▶ WORK TO BE COMPLETED
Go through the entries below and collect each line with the string "value" in it.

▶ Excerpts from a figure dataset
::::

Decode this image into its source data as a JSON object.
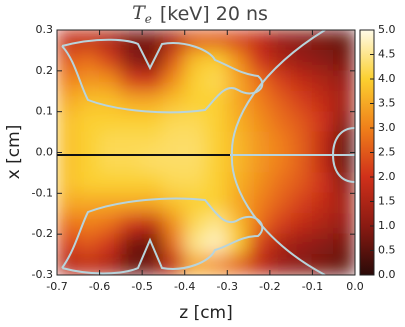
{
  "chart_data": {
    "type": "heatmap",
    "title": {
      "symbol": "T",
      "subscript": "e",
      "text": "[keV]   20 ns"
    },
    "xlabel": "z  [cm]",
    "ylabel": "x  [cm]",
    "xlim": [
      -0.7,
      0
    ],
    "ylim": [
      -0.3,
      0.3
    ],
    "xticks": [
      -0.7,
      -0.6,
      -0.5,
      -0.4,
      -0.3,
      -0.2,
      -0.1,
      {
        "value": 0,
        "label": "0.0"
      }
    ],
    "yticks": [
      -0.3,
      -0.2,
      -0.1,
      {
        "value": 0,
        "label": "0.0"
      },
      0.1,
      0.2,
      0.3
    ],
    "x": [
      -0.675,
      -0.625,
      -0.575,
      -0.525,
      -0.475,
      -0.425,
      -0.375,
      -0.325,
      -0.275,
      -0.225,
      -0.175,
      -0.125,
      -0.075,
      -0.025
    ],
    "y": [
      0.275,
      0.225,
      0.175,
      0.125,
      0.075,
      0.025,
      -0.025,
      -0.075,
      -0.125,
      -0.175,
      -0.225,
      -0.275
    ],
    "z": [
      [
        1.8,
        1.8,
        1.5,
        0.8,
        0.8,
        1.5,
        2.5,
        2.5,
        2.2,
        1.8,
        1.2,
        1.0,
        0.8,
        0.6
      ],
      [
        2.5,
        2.8,
        2.2,
        1.0,
        0.8,
        2.5,
        3.8,
        4.0,
        3.2,
        2.0,
        1.5,
        1.2,
        1.0,
        0.8
      ],
      [
        3.0,
        3.3,
        3.2,
        2.2,
        2.0,
        3.2,
        4.0,
        4.2,
        3.5,
        2.8,
        2.2,
        1.8,
        1.5,
        1.2
      ],
      [
        3.5,
        3.8,
        3.8,
        3.5,
        3.5,
        3.8,
        4.0,
        4.0,
        3.5,
        3.0,
        2.6,
        2.2,
        1.8,
        1.4
      ],
      [
        3.8,
        4.0,
        4.0,
        4.0,
        4.0,
        4.2,
        4.2,
        4.0,
        3.6,
        3.2,
        2.8,
        2.5,
        2.0,
        1.0
      ],
      [
        3.8,
        4.0,
        4.2,
        4.2,
        4.2,
        4.3,
        4.3,
        4.0,
        3.7,
        3.3,
        3.0,
        2.6,
        1.8,
        0.6
      ],
      [
        3.8,
        4.0,
        4.2,
        4.2,
        4.3,
        4.3,
        4.3,
        4.0,
        3.7,
        3.3,
        3.0,
        2.6,
        1.8,
        0.6
      ],
      [
        3.8,
        4.0,
        4.0,
        4.0,
        4.0,
        4.2,
        4.2,
        4.0,
        3.6,
        3.2,
        2.8,
        2.5,
        2.0,
        1.0
      ],
      [
        3.5,
        3.5,
        3.5,
        3.5,
        3.5,
        3.8,
        4.0,
        4.0,
        3.5,
        3.0,
        2.6,
        2.2,
        1.8,
        1.4
      ],
      [
        2.8,
        3.0,
        2.8,
        2.0,
        1.8,
        3.2,
        4.2,
        4.5,
        3.8,
        2.8,
        2.2,
        1.8,
        1.5,
        1.2
      ],
      [
        2.2,
        2.5,
        2.0,
        0.8,
        0.6,
        2.8,
        4.5,
        4.8,
        4.0,
        2.2,
        1.5,
        1.2,
        1.0,
        0.8
      ],
      [
        1.6,
        1.8,
        1.5,
        0.6,
        0.8,
        1.8,
        3.5,
        3.2,
        2.6,
        1.8,
        1.2,
        1.0,
        0.8,
        0.6
      ]
    ],
    "colorscale": [
      "#2a0a08",
      "#8a1a12",
      "#d0301a",
      "#f0801a",
      "#fbd030",
      "#fffbe8"
    ],
    "zlim": [
      0,
      5
    ],
    "zticks": [
      {
        "value": 0,
        "label": "0.0"
      },
      0.5,
      {
        "value": 1,
        "label": "1.0"
      },
      1.5,
      {
        "value": 2,
        "label": "2.0"
      },
      2.5,
      {
        "value": 3,
        "label": "3.0"
      },
      3.5,
      {
        "value": 4,
        "label": "4.0"
      },
      4.5,
      {
        "value": 5,
        "label": "5.0"
      }
    ]
  }
}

::::

▶ OUTPUT OF THE TASK
        "value": 0,
        "value": 0,
        "value": 0,
        "value": 1,
        "value": 2,
        "value": 3,
        "value": 4,
        "value": 5,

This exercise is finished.